- REQUEST -
Extract each line where the string "dùng" shows up.

Recorded data

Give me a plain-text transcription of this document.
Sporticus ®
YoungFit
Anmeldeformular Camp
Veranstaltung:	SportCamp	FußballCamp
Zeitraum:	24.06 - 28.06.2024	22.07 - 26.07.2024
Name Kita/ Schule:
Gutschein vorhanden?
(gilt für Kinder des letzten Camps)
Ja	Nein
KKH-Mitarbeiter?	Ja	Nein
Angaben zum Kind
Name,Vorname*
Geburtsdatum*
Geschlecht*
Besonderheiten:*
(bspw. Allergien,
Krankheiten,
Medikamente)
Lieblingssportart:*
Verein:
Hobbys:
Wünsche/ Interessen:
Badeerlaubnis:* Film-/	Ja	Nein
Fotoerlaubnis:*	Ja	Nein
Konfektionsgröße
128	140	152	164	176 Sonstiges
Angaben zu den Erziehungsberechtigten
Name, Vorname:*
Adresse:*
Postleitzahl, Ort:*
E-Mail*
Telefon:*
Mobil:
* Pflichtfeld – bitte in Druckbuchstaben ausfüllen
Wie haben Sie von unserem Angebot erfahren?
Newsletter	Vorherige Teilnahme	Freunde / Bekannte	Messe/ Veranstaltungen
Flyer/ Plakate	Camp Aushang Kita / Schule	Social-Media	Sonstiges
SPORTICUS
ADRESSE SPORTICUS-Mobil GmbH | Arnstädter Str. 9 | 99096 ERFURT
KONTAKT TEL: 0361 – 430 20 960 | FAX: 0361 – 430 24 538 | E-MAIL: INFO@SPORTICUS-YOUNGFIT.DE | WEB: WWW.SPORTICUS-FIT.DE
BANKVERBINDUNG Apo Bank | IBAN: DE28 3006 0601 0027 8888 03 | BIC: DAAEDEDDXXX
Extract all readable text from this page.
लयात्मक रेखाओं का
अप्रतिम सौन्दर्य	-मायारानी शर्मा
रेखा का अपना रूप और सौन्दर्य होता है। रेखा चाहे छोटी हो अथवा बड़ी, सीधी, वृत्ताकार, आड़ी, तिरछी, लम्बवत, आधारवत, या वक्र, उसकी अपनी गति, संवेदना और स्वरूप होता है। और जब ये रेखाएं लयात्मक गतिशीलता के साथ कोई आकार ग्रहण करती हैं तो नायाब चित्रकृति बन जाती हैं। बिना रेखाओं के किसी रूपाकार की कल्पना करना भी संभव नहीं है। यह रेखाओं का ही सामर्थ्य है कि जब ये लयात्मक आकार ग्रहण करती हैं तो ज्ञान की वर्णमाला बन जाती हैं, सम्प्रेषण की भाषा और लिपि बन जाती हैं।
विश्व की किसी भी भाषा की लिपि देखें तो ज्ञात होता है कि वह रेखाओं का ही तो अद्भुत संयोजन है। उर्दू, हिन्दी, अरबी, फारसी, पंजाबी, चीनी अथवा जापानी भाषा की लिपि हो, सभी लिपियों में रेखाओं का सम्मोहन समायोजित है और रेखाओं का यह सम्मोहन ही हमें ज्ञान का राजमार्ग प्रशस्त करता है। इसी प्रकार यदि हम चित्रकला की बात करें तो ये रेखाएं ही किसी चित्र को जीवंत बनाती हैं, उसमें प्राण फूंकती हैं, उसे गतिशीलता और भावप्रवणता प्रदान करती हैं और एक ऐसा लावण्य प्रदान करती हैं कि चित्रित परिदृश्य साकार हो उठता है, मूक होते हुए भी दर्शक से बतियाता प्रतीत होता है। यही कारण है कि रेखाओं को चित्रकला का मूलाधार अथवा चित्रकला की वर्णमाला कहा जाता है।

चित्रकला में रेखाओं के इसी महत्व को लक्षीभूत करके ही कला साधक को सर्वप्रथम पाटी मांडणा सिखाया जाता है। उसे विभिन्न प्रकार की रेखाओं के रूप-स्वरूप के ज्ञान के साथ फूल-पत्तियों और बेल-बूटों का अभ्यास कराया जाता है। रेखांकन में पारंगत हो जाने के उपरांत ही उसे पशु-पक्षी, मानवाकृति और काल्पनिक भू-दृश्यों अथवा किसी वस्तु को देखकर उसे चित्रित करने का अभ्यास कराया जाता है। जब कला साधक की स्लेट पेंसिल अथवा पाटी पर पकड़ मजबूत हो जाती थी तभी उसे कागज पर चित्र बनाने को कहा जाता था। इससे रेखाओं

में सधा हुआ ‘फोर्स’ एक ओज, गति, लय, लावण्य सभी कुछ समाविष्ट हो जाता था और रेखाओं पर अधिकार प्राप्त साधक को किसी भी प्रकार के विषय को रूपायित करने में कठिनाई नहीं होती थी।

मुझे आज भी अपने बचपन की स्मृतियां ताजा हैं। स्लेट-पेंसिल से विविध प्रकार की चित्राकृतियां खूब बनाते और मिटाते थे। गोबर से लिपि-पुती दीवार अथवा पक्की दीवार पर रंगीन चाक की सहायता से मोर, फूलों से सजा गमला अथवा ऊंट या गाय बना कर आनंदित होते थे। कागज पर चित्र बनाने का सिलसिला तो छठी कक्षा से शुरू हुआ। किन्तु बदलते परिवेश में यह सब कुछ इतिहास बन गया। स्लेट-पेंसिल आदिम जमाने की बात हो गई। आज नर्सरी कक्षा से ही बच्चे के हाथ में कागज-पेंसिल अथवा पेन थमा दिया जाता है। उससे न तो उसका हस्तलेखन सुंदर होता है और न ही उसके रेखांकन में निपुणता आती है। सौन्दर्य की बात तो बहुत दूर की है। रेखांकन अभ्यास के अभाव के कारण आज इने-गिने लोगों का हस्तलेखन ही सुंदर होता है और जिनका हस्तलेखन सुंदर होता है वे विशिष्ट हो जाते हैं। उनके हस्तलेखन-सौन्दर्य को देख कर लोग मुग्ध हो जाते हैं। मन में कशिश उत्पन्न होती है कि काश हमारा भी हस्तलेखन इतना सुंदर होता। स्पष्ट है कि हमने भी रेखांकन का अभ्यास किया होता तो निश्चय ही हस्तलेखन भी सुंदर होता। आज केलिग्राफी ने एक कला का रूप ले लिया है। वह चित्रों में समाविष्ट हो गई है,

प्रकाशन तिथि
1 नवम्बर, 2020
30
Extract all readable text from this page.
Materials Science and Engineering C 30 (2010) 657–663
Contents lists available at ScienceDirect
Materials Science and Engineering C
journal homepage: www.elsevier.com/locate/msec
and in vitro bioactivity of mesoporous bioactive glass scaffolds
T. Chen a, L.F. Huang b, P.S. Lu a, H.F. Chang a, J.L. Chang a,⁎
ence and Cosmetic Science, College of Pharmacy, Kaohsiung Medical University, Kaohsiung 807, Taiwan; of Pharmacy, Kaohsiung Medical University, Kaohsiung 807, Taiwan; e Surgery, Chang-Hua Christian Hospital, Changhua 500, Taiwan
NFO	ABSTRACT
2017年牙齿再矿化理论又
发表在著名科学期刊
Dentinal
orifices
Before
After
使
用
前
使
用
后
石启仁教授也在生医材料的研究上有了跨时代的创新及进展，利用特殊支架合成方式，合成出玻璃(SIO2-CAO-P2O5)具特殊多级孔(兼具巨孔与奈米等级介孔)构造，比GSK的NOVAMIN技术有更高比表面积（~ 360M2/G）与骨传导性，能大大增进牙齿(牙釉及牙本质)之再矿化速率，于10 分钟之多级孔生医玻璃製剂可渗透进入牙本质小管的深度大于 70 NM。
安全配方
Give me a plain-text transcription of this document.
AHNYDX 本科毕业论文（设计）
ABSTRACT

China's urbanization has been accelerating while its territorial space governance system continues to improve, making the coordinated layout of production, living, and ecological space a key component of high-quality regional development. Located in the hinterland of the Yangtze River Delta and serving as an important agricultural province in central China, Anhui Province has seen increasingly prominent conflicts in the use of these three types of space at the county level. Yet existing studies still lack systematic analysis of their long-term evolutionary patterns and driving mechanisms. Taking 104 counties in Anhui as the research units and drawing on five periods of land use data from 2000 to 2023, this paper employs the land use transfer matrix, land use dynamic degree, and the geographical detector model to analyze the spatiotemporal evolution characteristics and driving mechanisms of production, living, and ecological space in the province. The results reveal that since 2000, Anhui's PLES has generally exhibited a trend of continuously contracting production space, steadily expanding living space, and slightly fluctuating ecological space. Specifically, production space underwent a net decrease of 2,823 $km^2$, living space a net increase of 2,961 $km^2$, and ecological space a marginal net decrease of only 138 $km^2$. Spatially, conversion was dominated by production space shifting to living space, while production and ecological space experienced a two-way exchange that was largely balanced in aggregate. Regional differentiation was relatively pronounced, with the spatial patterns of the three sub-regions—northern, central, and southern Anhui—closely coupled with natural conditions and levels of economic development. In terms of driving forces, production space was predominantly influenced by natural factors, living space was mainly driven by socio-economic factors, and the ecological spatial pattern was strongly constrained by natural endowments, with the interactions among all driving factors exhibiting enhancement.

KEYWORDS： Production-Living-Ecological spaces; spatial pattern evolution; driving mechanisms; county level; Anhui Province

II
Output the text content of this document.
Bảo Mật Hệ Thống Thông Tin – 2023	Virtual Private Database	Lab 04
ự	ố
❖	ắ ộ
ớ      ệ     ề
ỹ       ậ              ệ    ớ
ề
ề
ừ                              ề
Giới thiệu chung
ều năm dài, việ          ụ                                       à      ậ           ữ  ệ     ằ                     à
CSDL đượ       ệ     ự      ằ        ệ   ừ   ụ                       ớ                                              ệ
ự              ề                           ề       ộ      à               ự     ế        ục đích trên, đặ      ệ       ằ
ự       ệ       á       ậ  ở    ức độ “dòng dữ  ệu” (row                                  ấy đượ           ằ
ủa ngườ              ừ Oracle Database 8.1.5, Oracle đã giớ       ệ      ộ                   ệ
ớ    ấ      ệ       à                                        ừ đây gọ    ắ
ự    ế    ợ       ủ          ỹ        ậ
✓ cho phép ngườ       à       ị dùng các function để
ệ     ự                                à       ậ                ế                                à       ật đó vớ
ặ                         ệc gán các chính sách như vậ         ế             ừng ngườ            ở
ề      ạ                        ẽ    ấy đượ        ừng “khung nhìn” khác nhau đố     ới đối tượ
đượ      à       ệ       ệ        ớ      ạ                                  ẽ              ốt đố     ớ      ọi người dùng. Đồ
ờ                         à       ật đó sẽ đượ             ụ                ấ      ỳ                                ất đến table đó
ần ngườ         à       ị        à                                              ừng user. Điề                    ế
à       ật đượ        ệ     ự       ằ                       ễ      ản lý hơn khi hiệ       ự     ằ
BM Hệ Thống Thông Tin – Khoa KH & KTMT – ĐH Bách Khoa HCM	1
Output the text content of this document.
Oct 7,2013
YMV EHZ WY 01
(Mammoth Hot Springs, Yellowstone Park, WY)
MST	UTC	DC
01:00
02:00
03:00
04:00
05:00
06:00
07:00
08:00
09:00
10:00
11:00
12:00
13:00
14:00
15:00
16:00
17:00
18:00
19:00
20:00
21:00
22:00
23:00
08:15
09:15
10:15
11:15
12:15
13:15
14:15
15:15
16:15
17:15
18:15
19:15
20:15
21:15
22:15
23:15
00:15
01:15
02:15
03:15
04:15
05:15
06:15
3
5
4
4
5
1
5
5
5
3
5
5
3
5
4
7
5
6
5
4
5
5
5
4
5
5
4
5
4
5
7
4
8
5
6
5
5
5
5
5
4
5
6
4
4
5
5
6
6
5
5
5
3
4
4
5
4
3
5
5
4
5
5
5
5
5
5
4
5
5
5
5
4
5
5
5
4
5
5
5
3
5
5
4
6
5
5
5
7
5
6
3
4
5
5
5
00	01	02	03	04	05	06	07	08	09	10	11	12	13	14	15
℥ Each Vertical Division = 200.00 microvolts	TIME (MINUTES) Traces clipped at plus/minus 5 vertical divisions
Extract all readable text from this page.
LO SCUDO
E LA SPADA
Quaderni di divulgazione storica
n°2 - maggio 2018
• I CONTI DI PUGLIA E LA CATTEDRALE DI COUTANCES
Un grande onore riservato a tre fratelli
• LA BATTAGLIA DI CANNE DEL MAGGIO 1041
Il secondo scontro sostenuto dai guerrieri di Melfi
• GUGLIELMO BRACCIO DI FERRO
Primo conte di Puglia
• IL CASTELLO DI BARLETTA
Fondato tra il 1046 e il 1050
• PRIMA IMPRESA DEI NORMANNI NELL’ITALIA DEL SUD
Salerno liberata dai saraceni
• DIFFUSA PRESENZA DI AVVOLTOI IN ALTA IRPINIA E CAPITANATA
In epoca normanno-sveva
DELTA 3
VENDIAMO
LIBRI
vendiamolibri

- WRITTEN ANSWER -
✓ cho phép ngườ       à       ị dùng các function để
đượ      à       ệ       ệ        ớ      ạ                                  ẽ              ốt đố     ớ      ọi người dùng. Đồ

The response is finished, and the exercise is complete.